-- Task inputs start --

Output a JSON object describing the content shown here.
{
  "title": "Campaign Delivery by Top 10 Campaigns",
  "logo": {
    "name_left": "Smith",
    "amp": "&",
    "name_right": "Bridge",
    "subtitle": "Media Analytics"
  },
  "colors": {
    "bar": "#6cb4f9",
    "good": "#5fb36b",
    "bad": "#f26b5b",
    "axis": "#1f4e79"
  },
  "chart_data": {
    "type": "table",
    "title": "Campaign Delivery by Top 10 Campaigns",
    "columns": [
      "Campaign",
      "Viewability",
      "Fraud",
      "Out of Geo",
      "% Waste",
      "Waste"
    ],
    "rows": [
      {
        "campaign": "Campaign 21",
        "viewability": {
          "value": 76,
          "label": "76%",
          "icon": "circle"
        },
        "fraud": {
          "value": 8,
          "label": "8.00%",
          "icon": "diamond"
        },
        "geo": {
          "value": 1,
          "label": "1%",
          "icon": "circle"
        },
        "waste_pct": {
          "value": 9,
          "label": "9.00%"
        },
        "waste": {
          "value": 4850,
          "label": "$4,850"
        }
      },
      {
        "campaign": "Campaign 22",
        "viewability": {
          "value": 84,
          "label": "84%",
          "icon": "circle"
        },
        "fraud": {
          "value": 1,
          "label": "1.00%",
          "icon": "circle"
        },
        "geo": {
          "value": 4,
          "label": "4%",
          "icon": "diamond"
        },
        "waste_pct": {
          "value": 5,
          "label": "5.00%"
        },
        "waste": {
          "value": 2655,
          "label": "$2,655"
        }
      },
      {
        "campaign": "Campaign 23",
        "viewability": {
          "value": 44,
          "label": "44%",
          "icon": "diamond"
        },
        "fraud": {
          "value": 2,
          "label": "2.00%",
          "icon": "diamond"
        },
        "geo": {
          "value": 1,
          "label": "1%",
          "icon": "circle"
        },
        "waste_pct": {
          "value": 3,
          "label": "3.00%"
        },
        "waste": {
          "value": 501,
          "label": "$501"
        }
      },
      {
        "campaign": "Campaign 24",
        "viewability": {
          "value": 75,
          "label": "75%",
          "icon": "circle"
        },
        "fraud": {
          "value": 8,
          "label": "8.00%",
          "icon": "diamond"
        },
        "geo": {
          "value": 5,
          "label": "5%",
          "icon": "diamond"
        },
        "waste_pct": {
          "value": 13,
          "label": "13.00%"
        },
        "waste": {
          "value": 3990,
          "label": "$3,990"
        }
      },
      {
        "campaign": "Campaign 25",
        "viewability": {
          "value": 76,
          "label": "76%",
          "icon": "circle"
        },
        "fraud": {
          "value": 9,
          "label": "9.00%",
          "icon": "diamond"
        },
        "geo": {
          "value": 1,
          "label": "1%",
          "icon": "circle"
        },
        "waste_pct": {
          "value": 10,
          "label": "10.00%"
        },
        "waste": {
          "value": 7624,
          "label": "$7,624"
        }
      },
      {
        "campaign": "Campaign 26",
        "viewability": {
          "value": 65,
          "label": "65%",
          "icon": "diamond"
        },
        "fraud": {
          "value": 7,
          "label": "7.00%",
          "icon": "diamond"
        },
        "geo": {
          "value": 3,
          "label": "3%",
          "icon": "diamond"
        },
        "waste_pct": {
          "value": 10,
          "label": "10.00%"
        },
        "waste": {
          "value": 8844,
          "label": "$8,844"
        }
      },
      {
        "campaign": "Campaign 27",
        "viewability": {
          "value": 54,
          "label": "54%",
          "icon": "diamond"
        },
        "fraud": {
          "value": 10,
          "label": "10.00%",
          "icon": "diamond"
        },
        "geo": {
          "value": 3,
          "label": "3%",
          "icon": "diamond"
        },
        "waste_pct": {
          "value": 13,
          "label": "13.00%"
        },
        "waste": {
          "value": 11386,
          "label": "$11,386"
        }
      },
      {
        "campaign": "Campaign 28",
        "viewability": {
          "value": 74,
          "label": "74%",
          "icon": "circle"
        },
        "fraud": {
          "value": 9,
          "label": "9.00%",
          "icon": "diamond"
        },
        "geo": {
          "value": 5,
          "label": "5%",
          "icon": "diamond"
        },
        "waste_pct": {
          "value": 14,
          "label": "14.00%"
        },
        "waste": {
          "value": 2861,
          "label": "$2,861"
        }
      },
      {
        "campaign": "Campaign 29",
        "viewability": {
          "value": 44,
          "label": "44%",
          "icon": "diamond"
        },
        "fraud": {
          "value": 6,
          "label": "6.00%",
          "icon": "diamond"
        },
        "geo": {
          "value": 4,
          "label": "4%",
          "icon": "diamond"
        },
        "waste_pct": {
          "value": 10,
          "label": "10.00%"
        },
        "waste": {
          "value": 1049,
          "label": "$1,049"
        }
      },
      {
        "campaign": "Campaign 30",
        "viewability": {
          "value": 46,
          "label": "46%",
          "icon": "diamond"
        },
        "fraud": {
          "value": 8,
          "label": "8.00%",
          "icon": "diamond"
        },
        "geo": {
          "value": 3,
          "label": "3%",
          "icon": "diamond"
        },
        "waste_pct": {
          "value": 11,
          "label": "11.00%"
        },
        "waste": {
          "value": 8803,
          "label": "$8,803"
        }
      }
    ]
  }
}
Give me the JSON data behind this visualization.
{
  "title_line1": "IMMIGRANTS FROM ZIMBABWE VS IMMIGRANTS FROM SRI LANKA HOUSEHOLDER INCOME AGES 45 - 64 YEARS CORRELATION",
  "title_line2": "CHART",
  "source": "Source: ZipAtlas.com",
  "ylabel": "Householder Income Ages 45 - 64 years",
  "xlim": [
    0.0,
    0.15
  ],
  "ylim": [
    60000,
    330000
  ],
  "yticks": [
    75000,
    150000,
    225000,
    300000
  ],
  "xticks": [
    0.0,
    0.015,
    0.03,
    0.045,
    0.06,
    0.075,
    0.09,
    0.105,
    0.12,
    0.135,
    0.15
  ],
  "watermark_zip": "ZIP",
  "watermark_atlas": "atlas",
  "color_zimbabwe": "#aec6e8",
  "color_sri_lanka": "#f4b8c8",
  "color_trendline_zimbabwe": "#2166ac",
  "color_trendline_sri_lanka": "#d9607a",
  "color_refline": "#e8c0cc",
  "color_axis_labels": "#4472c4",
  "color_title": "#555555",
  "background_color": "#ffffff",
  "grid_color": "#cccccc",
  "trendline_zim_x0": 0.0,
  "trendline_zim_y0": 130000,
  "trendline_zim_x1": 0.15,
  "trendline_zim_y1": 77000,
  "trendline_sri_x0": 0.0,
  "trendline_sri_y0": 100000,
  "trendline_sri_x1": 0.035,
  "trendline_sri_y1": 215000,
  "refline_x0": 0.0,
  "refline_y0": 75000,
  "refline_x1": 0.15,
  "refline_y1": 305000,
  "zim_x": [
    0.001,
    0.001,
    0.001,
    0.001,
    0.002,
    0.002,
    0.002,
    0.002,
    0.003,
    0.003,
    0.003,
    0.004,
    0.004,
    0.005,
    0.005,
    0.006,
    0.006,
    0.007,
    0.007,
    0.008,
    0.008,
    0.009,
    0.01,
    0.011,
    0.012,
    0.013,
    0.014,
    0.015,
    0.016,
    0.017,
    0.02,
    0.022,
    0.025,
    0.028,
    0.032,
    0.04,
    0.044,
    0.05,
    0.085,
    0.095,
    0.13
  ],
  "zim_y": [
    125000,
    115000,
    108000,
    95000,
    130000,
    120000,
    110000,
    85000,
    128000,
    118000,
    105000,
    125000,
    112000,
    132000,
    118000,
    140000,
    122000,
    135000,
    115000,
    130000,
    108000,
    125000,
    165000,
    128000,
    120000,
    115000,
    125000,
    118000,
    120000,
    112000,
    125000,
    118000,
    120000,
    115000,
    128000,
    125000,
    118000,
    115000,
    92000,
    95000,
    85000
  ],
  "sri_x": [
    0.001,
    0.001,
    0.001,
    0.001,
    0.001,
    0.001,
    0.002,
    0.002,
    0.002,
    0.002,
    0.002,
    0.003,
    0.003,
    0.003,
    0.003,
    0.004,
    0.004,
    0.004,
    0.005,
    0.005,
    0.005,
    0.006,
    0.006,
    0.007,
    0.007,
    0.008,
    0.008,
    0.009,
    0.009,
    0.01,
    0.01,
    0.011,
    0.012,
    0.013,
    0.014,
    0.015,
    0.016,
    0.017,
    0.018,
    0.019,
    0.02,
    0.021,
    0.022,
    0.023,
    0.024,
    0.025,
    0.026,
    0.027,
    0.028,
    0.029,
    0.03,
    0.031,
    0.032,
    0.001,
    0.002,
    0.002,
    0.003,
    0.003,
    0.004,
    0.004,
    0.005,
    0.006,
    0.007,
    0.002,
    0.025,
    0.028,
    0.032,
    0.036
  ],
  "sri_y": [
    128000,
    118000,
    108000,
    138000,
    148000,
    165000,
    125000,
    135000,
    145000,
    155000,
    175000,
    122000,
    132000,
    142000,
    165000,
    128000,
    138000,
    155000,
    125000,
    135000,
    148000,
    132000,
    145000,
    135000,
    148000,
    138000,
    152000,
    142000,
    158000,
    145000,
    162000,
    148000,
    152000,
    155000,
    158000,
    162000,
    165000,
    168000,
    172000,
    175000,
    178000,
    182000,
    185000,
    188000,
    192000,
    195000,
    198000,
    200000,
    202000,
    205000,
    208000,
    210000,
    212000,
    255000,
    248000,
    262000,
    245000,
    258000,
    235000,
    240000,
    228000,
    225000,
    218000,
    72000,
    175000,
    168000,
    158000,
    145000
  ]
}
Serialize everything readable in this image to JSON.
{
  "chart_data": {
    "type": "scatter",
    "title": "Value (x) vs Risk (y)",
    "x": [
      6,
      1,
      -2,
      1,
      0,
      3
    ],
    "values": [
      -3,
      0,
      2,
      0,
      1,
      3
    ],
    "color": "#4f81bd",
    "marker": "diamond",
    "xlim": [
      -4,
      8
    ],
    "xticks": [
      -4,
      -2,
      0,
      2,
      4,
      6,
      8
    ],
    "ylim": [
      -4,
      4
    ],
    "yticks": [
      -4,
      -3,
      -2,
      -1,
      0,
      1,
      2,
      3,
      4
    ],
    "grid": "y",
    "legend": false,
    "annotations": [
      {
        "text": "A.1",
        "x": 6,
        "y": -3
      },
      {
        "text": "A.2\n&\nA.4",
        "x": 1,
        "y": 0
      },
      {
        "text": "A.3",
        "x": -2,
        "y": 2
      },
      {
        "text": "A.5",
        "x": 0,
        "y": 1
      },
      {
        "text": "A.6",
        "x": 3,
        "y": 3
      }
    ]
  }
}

-- Task inputs end --

▸ Exercise:
In the records above, locate the lines holding the word "Delivery". Copy each of them.

▸ The reply:
  "title": "Campaign Delivery by Top 10 Campaigns",
    "title": "Campaign Delivery by Top 10 Campaigns",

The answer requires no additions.